*DIRECTIONS*. Search the material for the word "xlabel" and report each line where it turns up.

*SOURCE MATERIAL*.
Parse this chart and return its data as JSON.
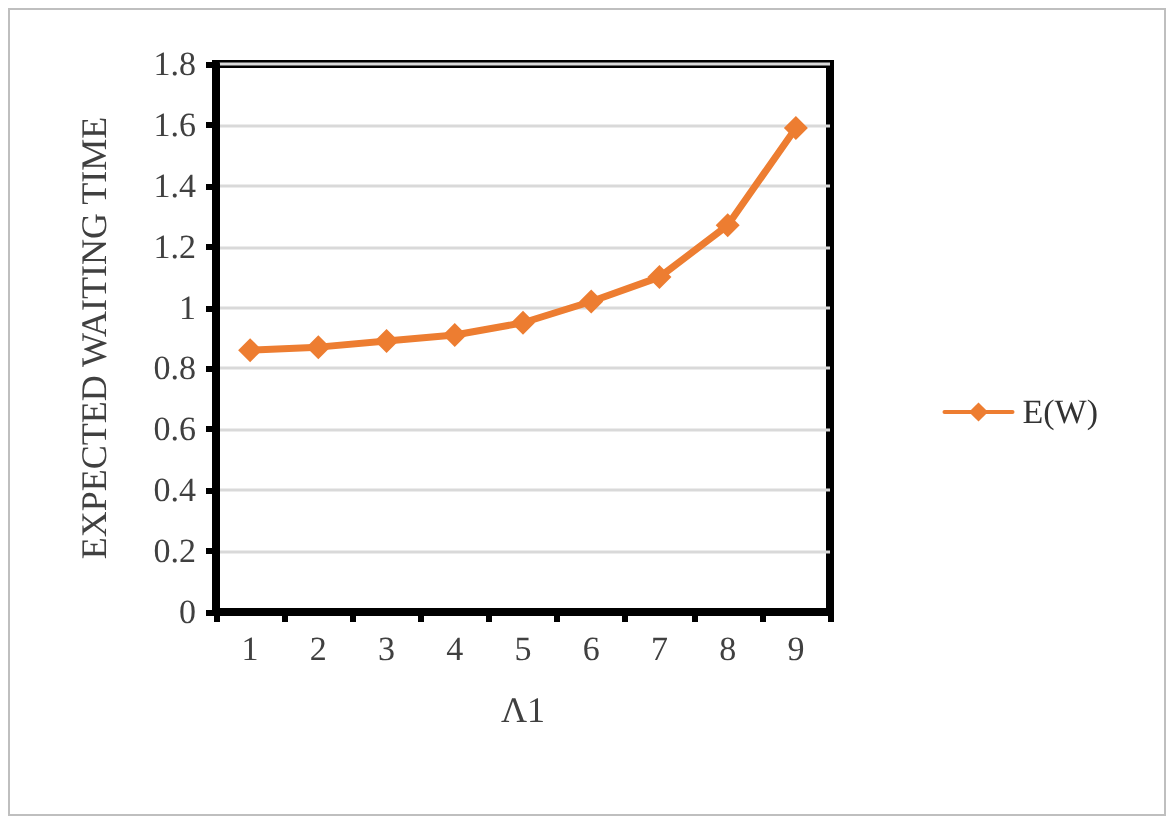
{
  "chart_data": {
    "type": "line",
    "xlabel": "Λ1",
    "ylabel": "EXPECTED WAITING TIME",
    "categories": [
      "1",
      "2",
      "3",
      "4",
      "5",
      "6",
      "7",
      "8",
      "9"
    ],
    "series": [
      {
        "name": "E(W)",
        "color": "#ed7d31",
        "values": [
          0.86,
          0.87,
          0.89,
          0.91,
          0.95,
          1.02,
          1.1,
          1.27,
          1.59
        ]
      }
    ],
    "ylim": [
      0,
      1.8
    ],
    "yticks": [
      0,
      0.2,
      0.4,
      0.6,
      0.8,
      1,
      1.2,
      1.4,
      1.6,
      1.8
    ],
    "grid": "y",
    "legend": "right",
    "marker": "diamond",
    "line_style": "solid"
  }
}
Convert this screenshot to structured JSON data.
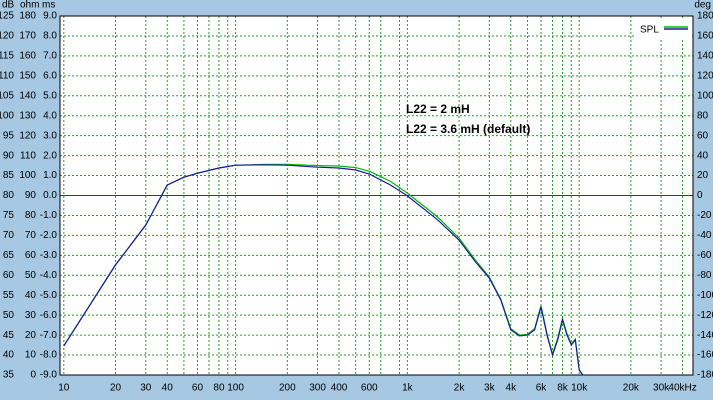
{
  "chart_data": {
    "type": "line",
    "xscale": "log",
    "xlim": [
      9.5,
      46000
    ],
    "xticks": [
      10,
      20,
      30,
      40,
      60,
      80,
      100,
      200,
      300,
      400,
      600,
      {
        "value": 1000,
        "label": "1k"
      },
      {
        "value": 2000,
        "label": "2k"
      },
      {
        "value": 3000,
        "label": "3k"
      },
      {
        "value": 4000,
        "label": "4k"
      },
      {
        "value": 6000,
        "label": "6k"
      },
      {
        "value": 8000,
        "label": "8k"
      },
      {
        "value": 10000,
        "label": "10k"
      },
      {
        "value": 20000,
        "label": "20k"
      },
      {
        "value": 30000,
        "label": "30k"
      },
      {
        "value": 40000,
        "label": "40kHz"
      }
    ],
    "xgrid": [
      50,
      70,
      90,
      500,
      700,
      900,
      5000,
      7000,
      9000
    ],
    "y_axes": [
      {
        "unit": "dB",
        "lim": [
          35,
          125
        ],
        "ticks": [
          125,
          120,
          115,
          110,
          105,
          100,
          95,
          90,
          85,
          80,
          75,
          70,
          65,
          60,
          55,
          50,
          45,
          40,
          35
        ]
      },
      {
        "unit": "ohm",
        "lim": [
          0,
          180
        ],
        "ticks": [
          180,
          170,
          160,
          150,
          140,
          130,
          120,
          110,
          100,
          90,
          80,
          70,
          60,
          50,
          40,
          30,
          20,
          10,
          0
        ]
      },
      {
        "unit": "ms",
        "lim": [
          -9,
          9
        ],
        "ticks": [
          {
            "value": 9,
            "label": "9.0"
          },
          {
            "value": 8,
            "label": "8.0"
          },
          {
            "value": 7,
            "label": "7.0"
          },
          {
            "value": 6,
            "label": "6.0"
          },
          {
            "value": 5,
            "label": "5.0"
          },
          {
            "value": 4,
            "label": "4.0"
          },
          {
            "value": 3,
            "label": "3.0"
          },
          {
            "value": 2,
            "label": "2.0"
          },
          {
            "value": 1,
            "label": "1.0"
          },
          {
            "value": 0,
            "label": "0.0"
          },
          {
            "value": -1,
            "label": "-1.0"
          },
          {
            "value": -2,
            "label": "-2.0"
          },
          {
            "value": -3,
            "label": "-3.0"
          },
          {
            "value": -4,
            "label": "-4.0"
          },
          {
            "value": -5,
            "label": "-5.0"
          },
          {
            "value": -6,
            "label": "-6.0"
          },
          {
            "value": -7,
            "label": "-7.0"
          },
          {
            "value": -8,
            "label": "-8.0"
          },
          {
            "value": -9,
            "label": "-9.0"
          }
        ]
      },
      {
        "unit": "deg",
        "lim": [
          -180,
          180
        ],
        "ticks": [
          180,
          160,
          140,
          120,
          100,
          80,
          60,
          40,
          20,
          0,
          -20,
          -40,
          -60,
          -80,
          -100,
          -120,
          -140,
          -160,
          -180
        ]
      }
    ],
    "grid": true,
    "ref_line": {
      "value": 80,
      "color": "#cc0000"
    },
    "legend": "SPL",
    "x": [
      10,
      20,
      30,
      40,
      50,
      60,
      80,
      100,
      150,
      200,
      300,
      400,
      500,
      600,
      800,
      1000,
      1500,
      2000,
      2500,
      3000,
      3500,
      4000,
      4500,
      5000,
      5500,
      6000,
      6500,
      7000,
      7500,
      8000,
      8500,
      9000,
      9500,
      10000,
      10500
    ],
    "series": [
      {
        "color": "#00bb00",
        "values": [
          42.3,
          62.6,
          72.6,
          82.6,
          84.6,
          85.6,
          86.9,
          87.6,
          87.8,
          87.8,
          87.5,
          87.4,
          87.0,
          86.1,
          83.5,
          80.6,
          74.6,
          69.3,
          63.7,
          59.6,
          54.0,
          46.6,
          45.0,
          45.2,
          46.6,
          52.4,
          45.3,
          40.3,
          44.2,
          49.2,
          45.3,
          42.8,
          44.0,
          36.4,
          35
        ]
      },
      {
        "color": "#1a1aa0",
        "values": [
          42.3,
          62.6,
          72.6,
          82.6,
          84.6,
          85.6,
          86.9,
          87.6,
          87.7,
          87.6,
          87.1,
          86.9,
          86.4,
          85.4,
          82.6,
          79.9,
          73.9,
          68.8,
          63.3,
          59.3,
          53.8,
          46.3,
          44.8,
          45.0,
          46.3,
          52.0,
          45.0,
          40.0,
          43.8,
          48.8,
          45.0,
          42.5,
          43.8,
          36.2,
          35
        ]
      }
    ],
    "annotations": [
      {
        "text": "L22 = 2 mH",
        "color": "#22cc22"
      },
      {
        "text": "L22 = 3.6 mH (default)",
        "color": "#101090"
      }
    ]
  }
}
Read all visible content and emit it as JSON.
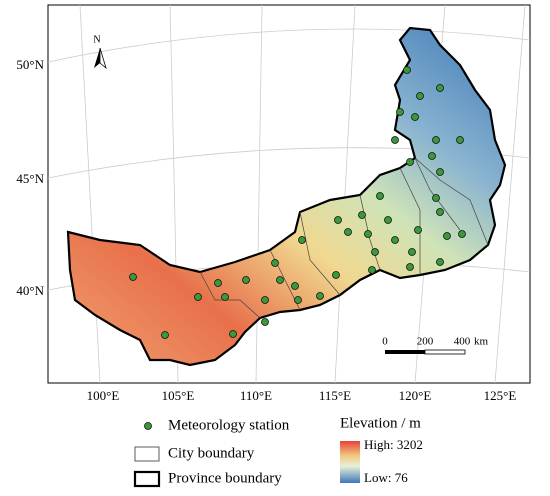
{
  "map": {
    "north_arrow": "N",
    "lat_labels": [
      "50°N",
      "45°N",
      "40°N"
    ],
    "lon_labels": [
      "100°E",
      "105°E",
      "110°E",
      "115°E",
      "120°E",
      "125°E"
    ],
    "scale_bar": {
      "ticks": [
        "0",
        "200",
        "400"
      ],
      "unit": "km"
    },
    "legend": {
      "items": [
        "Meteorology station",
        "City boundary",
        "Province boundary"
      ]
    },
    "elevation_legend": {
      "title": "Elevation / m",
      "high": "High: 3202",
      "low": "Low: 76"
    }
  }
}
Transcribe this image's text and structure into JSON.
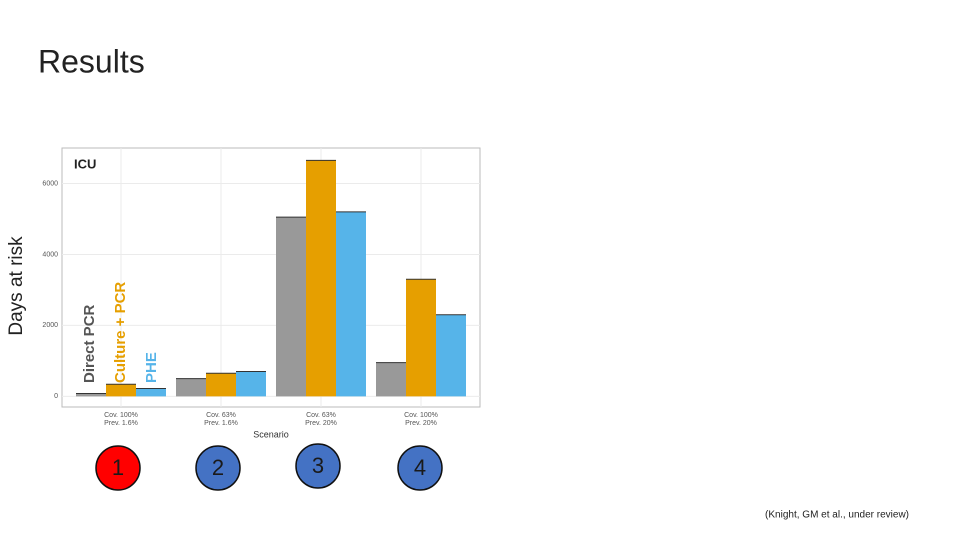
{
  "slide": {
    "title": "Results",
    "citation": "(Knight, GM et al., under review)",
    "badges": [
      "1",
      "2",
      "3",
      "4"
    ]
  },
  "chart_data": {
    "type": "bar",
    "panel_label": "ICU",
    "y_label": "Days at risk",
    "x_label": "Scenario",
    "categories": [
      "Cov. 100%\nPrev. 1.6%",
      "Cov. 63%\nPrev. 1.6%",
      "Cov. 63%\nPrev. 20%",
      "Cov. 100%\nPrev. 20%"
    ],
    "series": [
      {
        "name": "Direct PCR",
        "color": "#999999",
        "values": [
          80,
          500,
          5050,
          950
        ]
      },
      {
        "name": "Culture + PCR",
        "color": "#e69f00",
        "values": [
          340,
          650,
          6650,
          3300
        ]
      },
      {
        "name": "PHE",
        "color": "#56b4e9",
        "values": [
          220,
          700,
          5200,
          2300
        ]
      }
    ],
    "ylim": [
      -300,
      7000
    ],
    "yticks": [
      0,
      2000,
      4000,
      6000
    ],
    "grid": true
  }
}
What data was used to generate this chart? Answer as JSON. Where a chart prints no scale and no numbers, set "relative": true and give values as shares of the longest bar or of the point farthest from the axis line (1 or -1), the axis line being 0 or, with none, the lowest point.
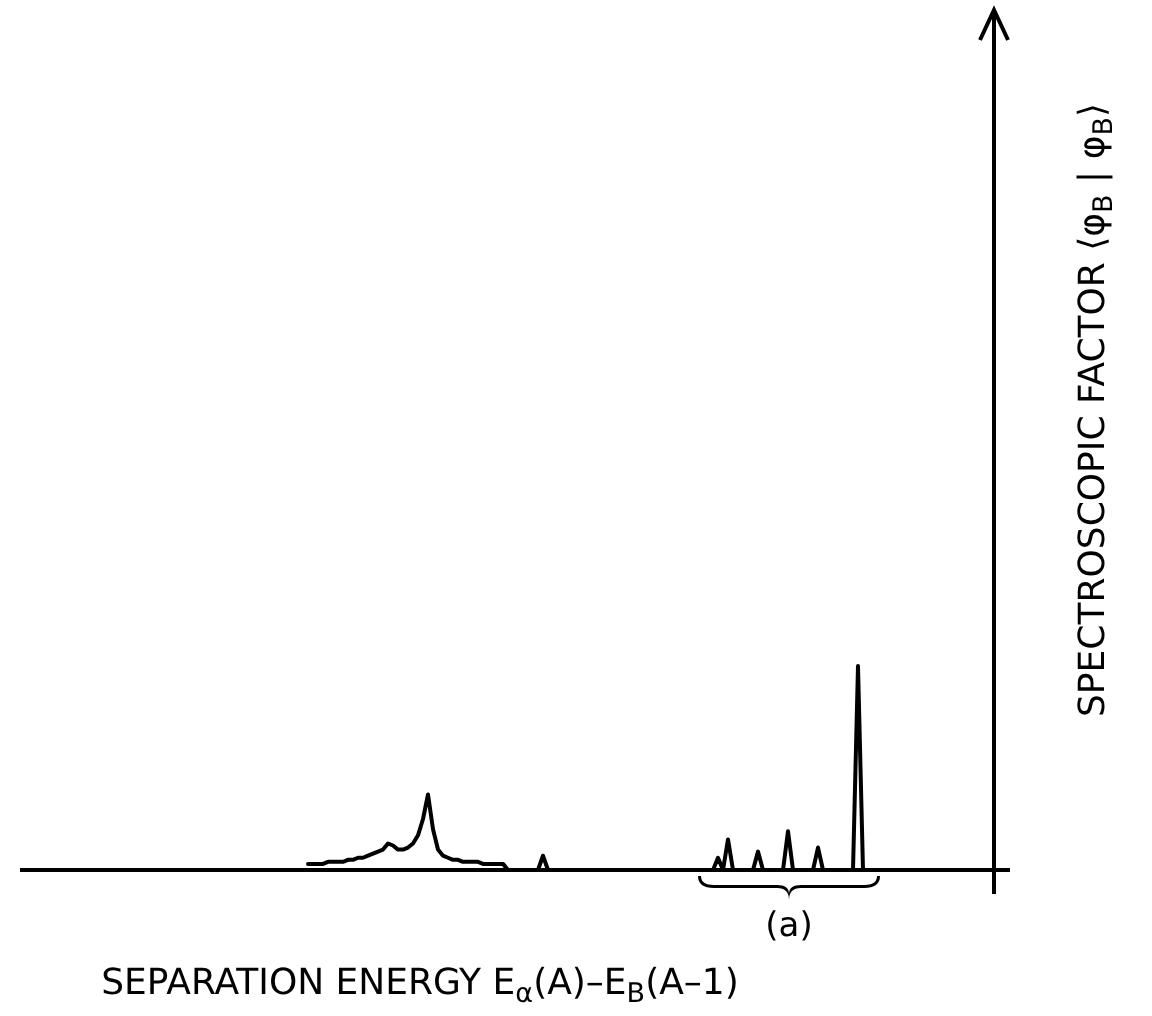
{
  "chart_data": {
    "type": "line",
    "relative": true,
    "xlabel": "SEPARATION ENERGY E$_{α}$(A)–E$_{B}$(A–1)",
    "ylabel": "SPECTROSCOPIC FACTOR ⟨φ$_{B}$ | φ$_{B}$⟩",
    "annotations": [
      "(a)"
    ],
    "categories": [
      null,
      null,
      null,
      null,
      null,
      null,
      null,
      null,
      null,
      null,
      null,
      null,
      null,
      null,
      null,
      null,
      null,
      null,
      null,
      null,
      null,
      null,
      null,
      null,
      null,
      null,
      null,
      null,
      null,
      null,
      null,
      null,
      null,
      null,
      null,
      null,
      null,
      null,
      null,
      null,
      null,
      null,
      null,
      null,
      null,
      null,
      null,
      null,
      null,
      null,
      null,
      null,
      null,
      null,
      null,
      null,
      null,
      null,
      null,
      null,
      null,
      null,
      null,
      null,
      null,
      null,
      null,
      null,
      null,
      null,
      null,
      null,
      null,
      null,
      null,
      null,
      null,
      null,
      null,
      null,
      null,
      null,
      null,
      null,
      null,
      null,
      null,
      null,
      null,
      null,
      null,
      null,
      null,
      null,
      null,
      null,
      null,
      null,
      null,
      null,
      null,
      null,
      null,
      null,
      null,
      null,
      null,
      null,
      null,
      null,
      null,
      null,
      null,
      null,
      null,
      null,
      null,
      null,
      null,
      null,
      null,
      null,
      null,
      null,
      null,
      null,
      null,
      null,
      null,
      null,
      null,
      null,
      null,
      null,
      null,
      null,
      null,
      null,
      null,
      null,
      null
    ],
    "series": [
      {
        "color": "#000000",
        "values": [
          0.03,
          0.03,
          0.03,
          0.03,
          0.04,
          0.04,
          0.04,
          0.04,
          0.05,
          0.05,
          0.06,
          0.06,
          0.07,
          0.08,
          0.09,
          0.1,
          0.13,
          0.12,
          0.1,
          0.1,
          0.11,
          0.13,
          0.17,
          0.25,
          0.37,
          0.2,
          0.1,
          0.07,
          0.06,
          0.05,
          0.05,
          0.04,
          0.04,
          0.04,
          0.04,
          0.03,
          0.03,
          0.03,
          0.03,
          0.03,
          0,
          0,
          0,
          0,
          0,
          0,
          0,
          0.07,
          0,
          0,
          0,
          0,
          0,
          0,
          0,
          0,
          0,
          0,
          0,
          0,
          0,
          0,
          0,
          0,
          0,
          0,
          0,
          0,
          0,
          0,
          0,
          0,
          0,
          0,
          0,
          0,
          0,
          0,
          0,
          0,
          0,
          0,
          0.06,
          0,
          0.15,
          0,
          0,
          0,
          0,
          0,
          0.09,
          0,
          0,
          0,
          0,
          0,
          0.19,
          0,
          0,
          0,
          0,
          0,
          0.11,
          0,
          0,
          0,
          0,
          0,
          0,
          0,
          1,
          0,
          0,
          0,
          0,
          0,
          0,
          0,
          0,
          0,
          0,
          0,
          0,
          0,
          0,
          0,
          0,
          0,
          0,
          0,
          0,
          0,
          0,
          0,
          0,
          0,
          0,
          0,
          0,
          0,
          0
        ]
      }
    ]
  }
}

*WRITTEN REPLY*.
    "xlabel": "Λ1",
    "xlabel": "SEPARATION ENERGY E$_{α}$(A)–E$_{B}$(A–1)",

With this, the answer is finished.